# Job
Write out the whole listing, matching it exactly.

# Input for this task
• • •
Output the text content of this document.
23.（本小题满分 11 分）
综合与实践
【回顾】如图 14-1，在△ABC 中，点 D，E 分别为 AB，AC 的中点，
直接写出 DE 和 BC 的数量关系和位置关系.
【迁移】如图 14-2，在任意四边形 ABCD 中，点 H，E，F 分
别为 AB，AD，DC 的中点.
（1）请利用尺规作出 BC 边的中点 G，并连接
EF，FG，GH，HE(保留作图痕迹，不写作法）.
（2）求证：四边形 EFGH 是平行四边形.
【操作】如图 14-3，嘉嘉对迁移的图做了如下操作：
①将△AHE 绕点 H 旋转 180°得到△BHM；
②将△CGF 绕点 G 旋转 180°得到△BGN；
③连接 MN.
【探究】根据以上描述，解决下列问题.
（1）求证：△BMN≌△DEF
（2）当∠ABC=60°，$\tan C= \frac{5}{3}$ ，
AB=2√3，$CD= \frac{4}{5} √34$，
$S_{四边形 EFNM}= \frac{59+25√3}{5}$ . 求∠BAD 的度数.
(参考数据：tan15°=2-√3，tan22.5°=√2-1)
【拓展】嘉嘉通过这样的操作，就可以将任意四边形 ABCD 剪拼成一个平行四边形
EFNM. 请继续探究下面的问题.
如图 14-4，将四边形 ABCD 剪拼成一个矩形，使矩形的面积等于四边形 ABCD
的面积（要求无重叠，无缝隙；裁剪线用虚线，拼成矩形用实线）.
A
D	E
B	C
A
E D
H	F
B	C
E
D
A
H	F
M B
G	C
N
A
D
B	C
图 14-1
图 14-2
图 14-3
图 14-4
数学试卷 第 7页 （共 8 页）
• • •
# Answer for this exercise
Output the text content of this document.
23.（本小题满分 11 分）
综合与实践
【回顾】如图 14-1，在△ABC 中，点 D，E 分别为 AB，AC 的中点，
直接写出 DE 和 BC 的数量关系和位置关系.
【迁移】如图 14-2，在任意四边形 ABCD 中，点 H，E，F 分
别为 AB，AD，DC 的中点.
（1）请利用尺规作出 BC 边的中点 G，并连接
EF，FG，GH，HE(保留作图痕迹，不写作法）.
（2）求证：四边形 EFGH 是平行四边形.
【操作】如图 14-3，嘉嘉对迁移的图做了如下操作：
①将△AHE 绕点 H 旋转 180°得到△BHM；
②将△CGF 绕点 G 旋转 180°得到△BGN；
③连接 MN.
【探究】根据以上描述，解决下列问题.
（1）求证：△BMN≌△DEF
（2）当∠ABC=60°，$\tan C= \frac{5}{3}$ ，
AB=2√3，$CD= \frac{4}{5} √34$，
$S_{四边形 EFNM}= \frac{59+25√3}{5}$ . 求∠BAD 的度数.
(参考数据：tan15°=2-√3，tan22.5°=√2-1)
【拓展】嘉嘉通过这样的操作，就可以将任意四边形 ABCD 剪拼成一个平行四边形
EFNM. 请继续探究下面的问题.
如图 14-4，将四边形 ABCD 剪拼成一个矩形，使矩形的面积等于四边形 ABCD
的面积（要求无重叠，无缝隙；裁剪线用虚线，拼成矩形用实线）.
A
D	E
B	C
A
E D
H	F
B	C
E
D
A
H	F
M B
G	C
N
A
D
B	C
图 14-1
图 14-2
图 14-3
图 14-4
数学试卷 第 7页 （共 8 页）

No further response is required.